[start Provided data]

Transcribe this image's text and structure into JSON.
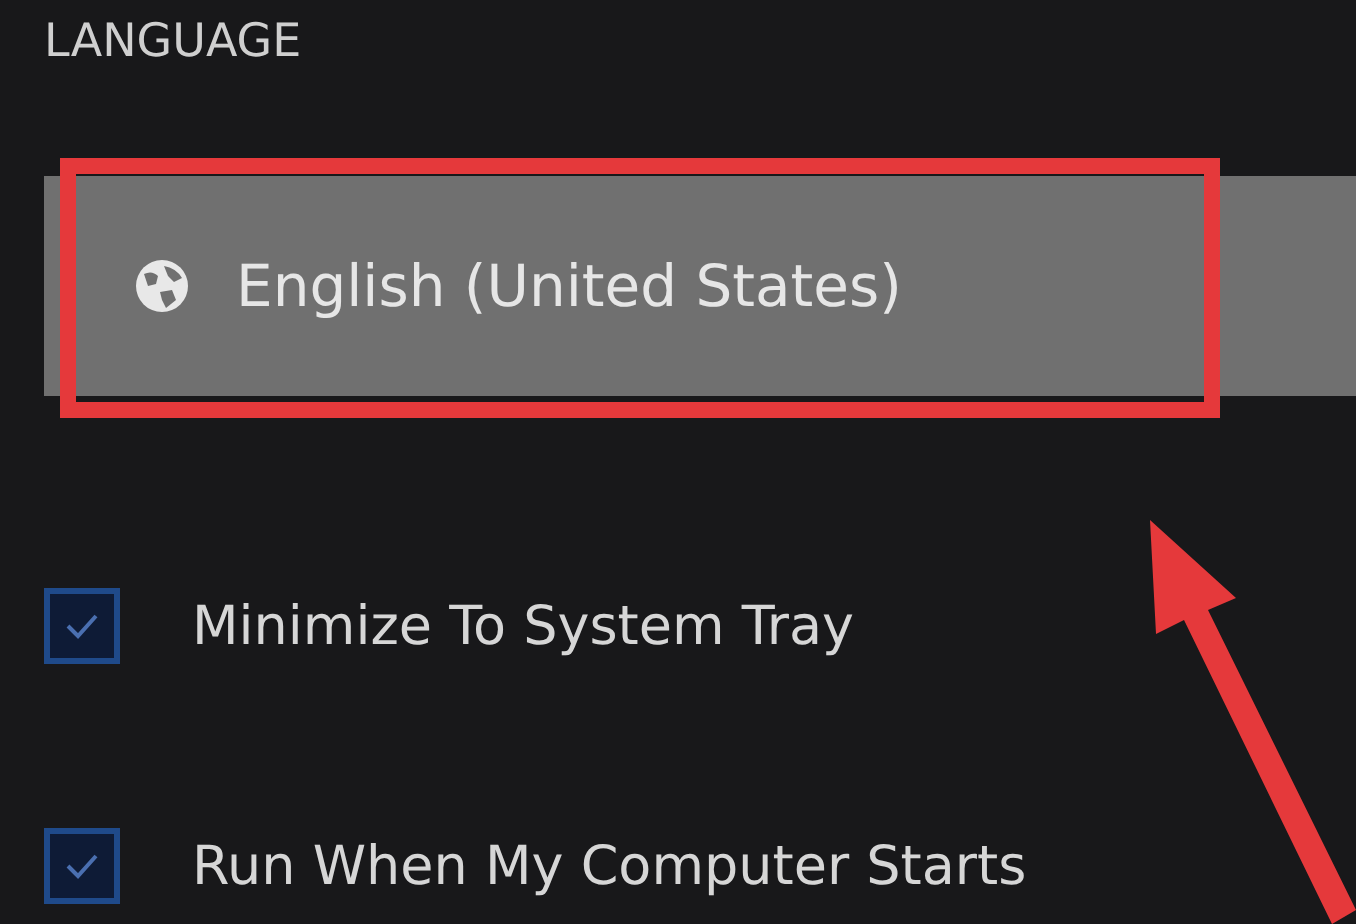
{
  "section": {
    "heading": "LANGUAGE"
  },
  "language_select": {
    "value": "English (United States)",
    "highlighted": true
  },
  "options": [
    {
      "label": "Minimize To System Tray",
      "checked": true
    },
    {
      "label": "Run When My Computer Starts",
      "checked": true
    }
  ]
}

[end Provided data]

> **Aim**
From the material above, copy everything exactly but the pictures.

> **Right answer**
Transcribe this image's text and structure into JSON.
{
  "section": {
    "heading": "LANGUAGE"
  },
  "language_select": {
    "value": "English (United States)",
    "highlighted": true
  },
  "options": [
    {
      "label": "Minimize To System Tray",
      "checked": true
    },
    {
      "label": "Run When My Computer Starts",
      "checked": true
    }
  ]
}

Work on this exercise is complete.